(Dataset entries)
*-*-*
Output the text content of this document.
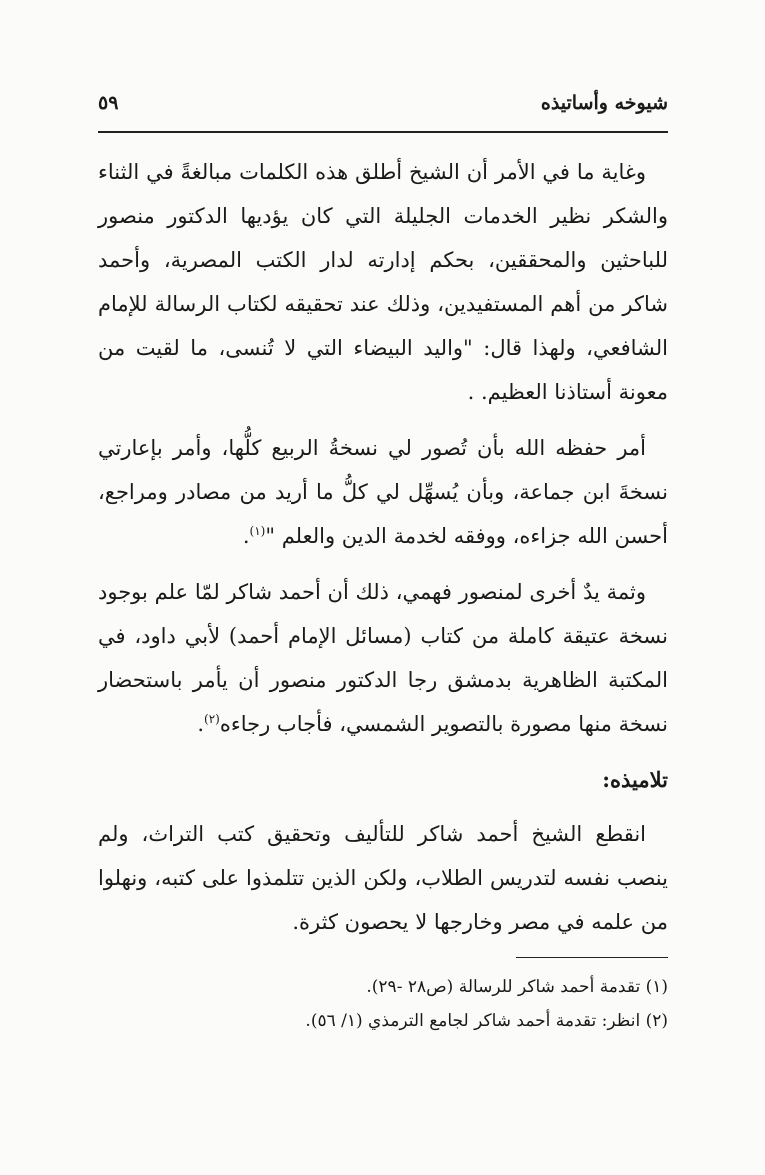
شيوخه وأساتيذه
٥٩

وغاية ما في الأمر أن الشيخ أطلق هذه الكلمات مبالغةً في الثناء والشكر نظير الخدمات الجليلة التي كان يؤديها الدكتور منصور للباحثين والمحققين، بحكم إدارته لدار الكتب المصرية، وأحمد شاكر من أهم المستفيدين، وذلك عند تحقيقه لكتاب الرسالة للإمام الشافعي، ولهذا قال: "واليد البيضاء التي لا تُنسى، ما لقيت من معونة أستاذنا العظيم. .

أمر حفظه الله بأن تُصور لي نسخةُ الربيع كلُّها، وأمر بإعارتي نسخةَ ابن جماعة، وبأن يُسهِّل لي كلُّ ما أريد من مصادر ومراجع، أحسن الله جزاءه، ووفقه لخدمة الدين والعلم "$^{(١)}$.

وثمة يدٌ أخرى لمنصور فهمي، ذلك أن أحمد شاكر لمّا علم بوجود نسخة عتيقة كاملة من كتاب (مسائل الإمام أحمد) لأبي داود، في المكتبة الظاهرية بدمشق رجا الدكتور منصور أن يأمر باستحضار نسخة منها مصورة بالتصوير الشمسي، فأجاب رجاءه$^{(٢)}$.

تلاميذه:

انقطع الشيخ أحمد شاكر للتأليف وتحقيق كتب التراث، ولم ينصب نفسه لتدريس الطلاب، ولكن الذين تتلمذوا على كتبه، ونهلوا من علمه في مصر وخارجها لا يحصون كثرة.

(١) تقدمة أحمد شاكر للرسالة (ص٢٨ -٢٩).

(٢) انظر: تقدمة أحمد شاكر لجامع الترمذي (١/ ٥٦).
*-*-*
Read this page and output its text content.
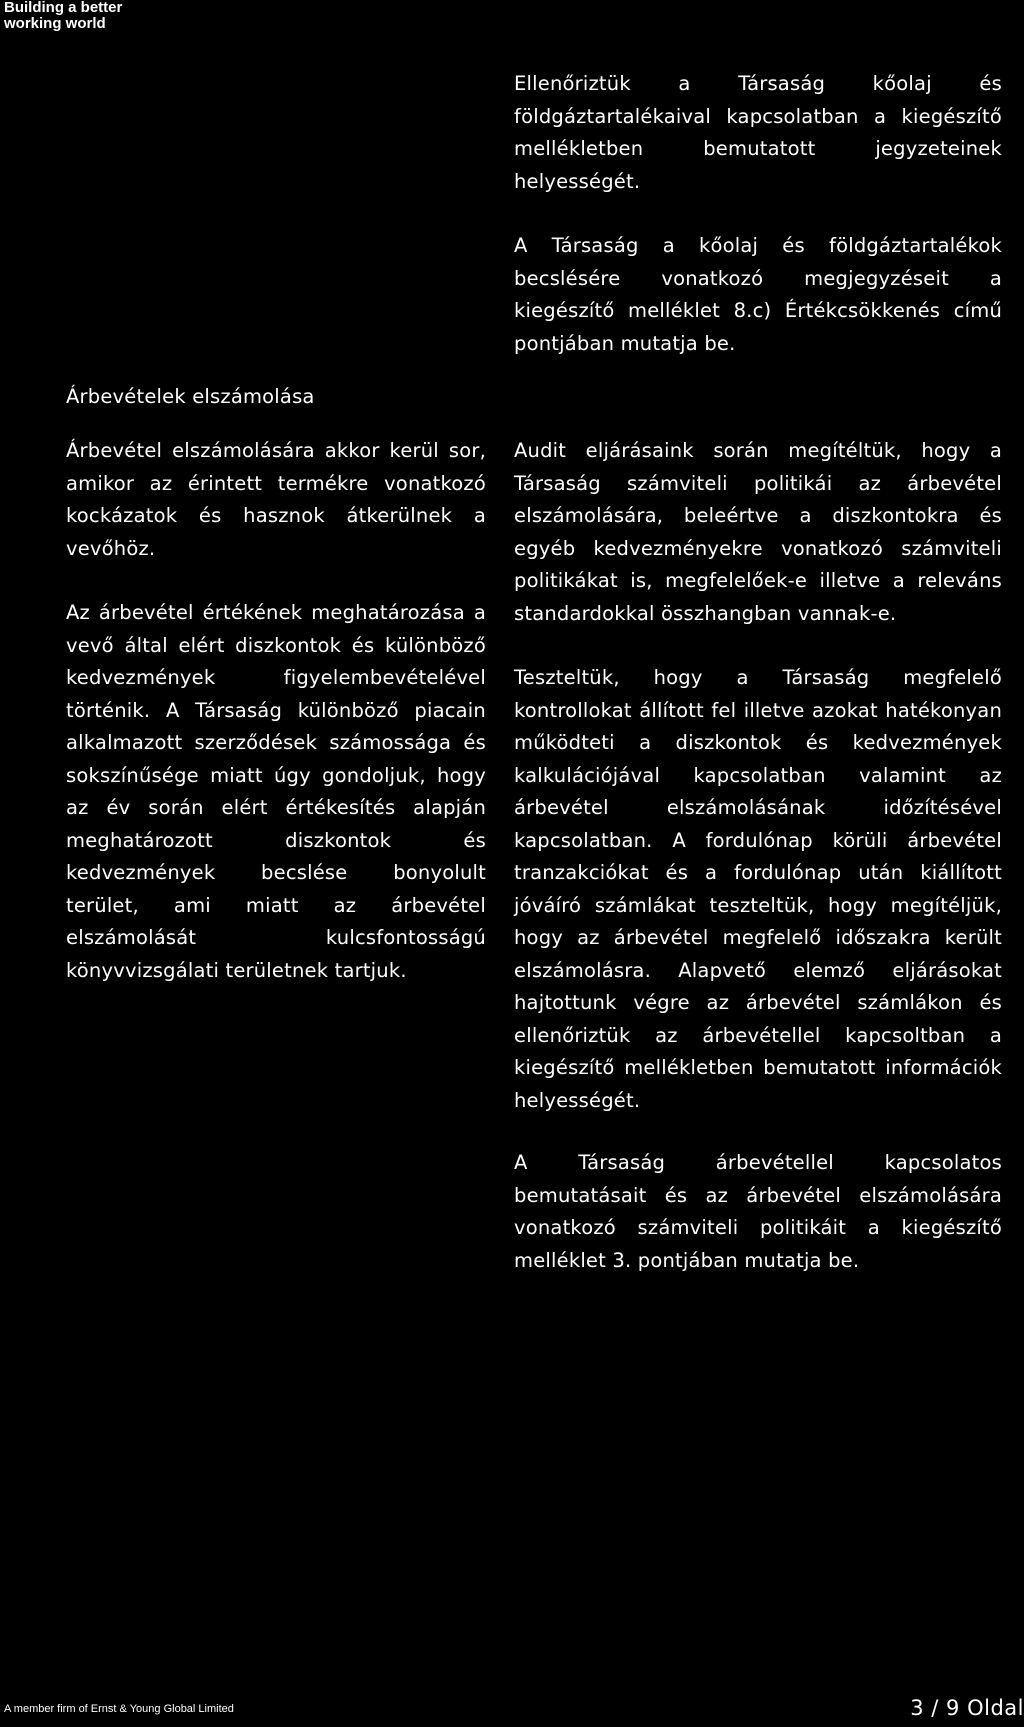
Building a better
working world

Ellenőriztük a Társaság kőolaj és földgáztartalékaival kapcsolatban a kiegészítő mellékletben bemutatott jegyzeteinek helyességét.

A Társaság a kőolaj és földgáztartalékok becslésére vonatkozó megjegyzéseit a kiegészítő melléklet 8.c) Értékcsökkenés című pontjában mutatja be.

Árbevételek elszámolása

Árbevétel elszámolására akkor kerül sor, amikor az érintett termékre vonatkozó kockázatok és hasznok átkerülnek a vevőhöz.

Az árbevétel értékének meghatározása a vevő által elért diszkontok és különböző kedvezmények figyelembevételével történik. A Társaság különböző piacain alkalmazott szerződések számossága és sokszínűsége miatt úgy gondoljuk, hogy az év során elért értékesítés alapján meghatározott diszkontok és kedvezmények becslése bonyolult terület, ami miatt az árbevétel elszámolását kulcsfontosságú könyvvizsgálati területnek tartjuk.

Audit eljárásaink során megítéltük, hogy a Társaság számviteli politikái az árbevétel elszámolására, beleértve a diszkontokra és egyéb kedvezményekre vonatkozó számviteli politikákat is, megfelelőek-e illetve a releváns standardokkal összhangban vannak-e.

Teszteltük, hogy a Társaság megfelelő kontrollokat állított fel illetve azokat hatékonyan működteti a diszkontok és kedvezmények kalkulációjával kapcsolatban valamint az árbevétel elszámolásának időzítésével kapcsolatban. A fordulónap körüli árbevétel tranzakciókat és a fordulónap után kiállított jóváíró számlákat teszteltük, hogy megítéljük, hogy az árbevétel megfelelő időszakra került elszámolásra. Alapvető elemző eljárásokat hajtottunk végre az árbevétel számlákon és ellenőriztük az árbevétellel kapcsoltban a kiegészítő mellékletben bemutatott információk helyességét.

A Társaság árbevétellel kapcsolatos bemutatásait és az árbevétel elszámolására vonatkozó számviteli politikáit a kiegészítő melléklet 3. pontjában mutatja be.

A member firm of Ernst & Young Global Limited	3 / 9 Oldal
*-*-*
▶ **Your goal**: Check each line above for the string "تقدمة", then copy the ones that have it.

▶ **Solution to this problem**:
(١) تقدمة أحمد شاكر للرسالة (ص٢٨ -٢٩).
(٢) انظر: تقدمة أحمد شاكر لجامع الترمذي (١/ ٥٦).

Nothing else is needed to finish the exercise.